### TASK TO CARRY OUT
In the material below, find all lines with the string "password" and copy them.

Part of a data file:
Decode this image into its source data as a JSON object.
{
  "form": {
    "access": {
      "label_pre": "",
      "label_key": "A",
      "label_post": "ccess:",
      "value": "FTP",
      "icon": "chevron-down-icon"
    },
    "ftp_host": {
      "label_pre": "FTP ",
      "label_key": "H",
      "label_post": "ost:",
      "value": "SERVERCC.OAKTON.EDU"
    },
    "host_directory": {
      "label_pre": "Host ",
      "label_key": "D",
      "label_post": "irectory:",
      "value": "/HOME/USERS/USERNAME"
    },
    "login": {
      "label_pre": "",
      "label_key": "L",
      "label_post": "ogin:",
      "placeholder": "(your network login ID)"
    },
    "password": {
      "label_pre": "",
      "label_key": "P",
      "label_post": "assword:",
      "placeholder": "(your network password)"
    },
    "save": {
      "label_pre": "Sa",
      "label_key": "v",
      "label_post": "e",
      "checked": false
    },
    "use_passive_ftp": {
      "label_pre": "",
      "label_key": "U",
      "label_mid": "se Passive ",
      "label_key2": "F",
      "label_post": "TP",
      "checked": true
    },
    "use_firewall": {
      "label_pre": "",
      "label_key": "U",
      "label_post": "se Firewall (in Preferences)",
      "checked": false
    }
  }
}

### THE OUTPUT
    "password": {
      "placeholder": "(your network password)"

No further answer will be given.